-- WORK TO DO --
Reproduce every entry in the listing without alteration.

(Dataset excerpt)
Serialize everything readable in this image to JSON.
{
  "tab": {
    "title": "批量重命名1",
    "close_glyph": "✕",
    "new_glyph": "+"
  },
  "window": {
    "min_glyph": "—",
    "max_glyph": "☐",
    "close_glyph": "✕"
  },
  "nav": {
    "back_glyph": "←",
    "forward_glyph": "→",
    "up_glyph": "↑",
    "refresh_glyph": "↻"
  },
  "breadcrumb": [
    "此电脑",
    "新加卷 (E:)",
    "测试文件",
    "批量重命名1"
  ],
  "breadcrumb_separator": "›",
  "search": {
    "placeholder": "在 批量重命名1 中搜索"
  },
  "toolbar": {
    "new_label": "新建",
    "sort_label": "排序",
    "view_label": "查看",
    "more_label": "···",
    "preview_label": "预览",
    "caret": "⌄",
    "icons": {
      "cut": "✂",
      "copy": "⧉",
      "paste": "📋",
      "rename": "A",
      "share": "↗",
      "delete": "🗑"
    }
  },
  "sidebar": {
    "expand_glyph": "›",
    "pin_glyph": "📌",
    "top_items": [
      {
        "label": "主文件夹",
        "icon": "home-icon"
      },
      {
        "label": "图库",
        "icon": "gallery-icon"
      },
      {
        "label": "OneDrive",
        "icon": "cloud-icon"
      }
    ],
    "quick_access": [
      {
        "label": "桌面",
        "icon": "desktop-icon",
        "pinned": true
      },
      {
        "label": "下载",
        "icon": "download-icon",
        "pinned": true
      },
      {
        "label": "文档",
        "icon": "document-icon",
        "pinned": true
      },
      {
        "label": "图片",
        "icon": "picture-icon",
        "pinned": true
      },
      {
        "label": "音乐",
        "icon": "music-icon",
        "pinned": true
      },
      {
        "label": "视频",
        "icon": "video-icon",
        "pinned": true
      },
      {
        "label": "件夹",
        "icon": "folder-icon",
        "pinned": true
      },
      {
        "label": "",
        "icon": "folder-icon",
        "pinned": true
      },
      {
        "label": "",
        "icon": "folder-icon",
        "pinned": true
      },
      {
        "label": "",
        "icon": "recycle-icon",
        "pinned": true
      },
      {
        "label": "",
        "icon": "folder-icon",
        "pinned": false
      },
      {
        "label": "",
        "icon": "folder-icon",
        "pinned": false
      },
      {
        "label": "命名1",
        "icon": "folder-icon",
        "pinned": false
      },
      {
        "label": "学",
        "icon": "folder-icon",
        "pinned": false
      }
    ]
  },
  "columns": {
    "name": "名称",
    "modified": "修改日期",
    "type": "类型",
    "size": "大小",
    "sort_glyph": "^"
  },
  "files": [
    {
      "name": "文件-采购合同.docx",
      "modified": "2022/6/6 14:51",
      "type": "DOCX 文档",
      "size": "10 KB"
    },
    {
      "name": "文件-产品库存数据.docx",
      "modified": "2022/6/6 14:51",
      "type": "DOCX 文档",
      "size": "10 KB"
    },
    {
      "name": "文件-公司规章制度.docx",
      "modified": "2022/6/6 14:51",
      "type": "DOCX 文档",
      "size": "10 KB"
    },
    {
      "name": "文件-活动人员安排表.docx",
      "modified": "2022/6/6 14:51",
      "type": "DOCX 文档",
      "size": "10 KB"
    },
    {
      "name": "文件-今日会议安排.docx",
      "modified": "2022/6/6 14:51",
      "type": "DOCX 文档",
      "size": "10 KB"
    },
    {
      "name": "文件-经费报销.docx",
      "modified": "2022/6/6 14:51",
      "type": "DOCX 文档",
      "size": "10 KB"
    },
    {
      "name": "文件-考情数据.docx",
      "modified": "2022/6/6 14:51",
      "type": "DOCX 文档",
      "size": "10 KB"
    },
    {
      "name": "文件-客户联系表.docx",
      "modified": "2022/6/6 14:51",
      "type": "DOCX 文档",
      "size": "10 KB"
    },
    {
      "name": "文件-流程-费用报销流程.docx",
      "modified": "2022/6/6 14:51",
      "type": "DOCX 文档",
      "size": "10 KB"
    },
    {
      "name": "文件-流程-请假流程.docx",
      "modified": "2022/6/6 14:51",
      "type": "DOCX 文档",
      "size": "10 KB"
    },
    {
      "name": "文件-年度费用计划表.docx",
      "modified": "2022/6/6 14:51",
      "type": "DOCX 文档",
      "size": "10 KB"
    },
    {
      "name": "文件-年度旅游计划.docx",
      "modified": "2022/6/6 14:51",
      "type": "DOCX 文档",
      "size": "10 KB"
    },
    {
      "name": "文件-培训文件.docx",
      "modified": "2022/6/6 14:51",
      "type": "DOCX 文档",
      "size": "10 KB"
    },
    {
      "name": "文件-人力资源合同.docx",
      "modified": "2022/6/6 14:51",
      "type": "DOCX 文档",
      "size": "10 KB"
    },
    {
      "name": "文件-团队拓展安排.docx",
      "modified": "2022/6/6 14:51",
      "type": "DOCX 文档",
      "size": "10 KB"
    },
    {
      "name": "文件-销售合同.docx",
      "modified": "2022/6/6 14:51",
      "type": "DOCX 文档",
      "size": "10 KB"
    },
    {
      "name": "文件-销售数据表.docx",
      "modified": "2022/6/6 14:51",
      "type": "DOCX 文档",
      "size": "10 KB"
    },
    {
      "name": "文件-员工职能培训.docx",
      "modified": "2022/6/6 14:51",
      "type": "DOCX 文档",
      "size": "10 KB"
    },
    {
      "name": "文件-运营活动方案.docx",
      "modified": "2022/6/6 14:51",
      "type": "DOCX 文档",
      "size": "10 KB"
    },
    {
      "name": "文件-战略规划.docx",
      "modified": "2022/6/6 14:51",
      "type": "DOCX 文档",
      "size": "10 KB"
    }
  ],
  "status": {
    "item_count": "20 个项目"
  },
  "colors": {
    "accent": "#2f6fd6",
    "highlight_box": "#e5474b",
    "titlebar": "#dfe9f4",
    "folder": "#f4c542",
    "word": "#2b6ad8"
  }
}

-- EXERCISE ANSWER --
Serialize everything readable in this image to JSON.
{
  "tab": {
    "title": "批量重命名1",
    "close_glyph": "✕",
    "new_glyph": "+"
  },
  "window": {
    "min_glyph": "—",
    "max_glyph": "☐",
    "close_glyph": "✕"
  },
  "nav": {
    "back_glyph": "←",
    "forward_glyph": "→",
    "up_glyph": "↑",
    "refresh_glyph": "↻"
  },
  "breadcrumb": [
    "此电脑",
    "新加卷 (E:)",
    "测试文件",
    "批量重命名1"
  ],
  "breadcrumb_separator": "›",
  "search": {
    "placeholder": "在 批量重命名1 中搜索"
  },
  "toolbar": {
    "new_label": "新建",
    "sort_label": "排序",
    "view_label": "查看",
    "more_label": "···",
    "preview_label": "预览",
    "caret": "⌄",
    "icons": {
      "cut": "✂",
      "copy": "⧉",
      "paste": "📋",
      "rename": "A",
      "share": "↗",
      "delete": "🗑"
    }
  },
  "sidebar": {
    "expand_glyph": "›",
    "pin_glyph": "📌",
    "top_items": [
      {
        "label": "主文件夹",
        "icon": "home-icon"
      },
      {
        "label": "图库",
        "icon": "gallery-icon"
      },
      {
        "label": "OneDrive",
        "icon": "cloud-icon"
      }
    ],
    "quick_access": [
      {
        "label": "桌面",
        "icon": "desktop-icon",
        "pinned": true
      },
      {
        "label": "下载",
        "icon": "download-icon",
        "pinned": true
      },
      {
        "label": "文档",
        "icon": "document-icon",
        "pinned": true
      },
      {
        "label": "图片",
        "icon": "picture-icon",
        "pinned": true
      },
      {
        "label": "音乐",
        "icon": "music-icon",
        "pinned": true
      },
      {
        "label": "视频",
        "icon": "video-icon",
        "pinned": true
      },
      {
        "label": "件夹",
        "icon": "folder-icon",
        "pinned": true
      },
      {
        "label": "",
        "icon": "folder-icon",
        "pinned": true
      },
      {
        "label": "",
        "icon": "folder-icon",
        "pinned": true
      },
      {
        "label": "",
        "icon": "recycle-icon",
        "pinned": true
      },
      {
        "label": "",
        "icon": "folder-icon",
        "pinned": false
      },
      {
        "label": "",
        "icon": "folder-icon",
        "pinned": false
      },
      {
        "label": "命名1",
        "icon": "folder-icon",
        "pinned": false
      },
      {
        "label": "学",
        "icon": "folder-icon",
        "pinned": false
      }
    ]
  },
  "columns": {
    "name": "名称",
    "modified": "修改日期",
    "type": "类型",
    "size": "大小",
    "sort_glyph": "^"
  },
  "files": [
    {
      "name": "文件-采购合同.docx",
      "modified": "2022/6/6 14:51",
      "type": "DOCX 文档",
      "size": "10 KB"
    },
    {
      "name": "文件-产品库存数据.docx",
      "modified": "2022/6/6 14:51",
      "type": "DOCX 文档",
      "size": "10 KB"
    },
    {
      "name": "文件-公司规章制度.docx",
      "modified": "2022/6/6 14:51",
      "type": "DOCX 文档",
      "size": "10 KB"
    },
    {
      "name": "文件-活动人员安排表.docx",
      "modified": "2022/6/6 14:51",
      "type": "DOCX 文档",
      "size": "10 KB"
    },
    {
      "name": "文件-今日会议安排.docx",
      "modified": "2022/6/6 14:51",
      "type": "DOCX 文档",
      "size": "10 KB"
    },
    {
      "name": "文件-经费报销.docx",
      "modified": "2022/6/6 14:51",
      "type": "DOCX 文档",
      "size": "10 KB"
    },
    {
      "name": "文件-考情数据.docx",
      "modified": "2022/6/6 14:51",
      "type": "DOCX 文档",
      "size": "10 KB"
    },
    {
      "name": "文件-客户联系表.docx",
      "modified": "2022/6/6 14:51",
      "type": "DOCX 文档",
      "size": "10 KB"
    },
    {
      "name": "文件-流程-费用报销流程.docx",
      "modified": "2022/6/6 14:51",
      "type": "DOCX 文档",
      "size": "10 KB"
    },
    {
      "name": "文件-流程-请假流程.docx",
      "modified": "2022/6/6 14:51",
      "type": "DOCX 文档",
      "size": "10 KB"
    },
    {
      "name": "文件-年度费用计划表.docx",
      "modified": "2022/6/6 14:51",
      "type": "DOCX 文档",
      "size": "10 KB"
    },
    {
      "name": "文件-年度旅游计划.docx",
      "modified": "2022/6/6 14:51",
      "type": "DOCX 文档",
      "size": "10 KB"
    },
    {
      "name": "文件-培训文件.docx",
      "modified": "2022/6/6 14:51",
      "type": "DOCX 文档",
      "size": "10 KB"
    },
    {
      "name": "文件-人力资源合同.docx",
      "modified": "2022/6/6 14:51",
      "type": "DOCX 文档",
      "size": "10 KB"
    },
    {
      "name": "文件-团队拓展安排.docx",
      "modified": "2022/6/6 14:51",
      "type": "DOCX 文档",
      "size": "10 KB"
    },
    {
      "name": "文件-销售合同.docx",
      "modified": "2022/6/6 14:51",
      "type": "DOCX 文档",
      "size": "10 KB"
    },
    {
      "name": "文件-销售数据表.docx",
      "modified": "2022/6/6 14:51",
      "type": "DOCX 文档",
      "size": "10 KB"
    },
    {
      "name": "文件-员工职能培训.docx",
      "modified": "2022/6/6 14:51",
      "type": "DOCX 文档",
      "size": "10 KB"
    },
    {
      "name": "文件-运营活动方案.docx",
      "modified": "2022/6/6 14:51",
      "type": "DOCX 文档",
      "size": "10 KB"
    },
    {
      "name": "文件-战略规划.docx",
      "modified": "2022/6/6 14:51",
      "type": "DOCX 文档",
      "size": "10 KB"
    }
  ],
  "status": {
    "item_count": "20 个项目"
  },
  "colors": {
    "accent": "#2f6fd6",
    "highlight_box": "#e5474b",
    "titlebar": "#dfe9f4",
    "folder": "#f4c542",
    "word": "#2b6ad8"
  }
}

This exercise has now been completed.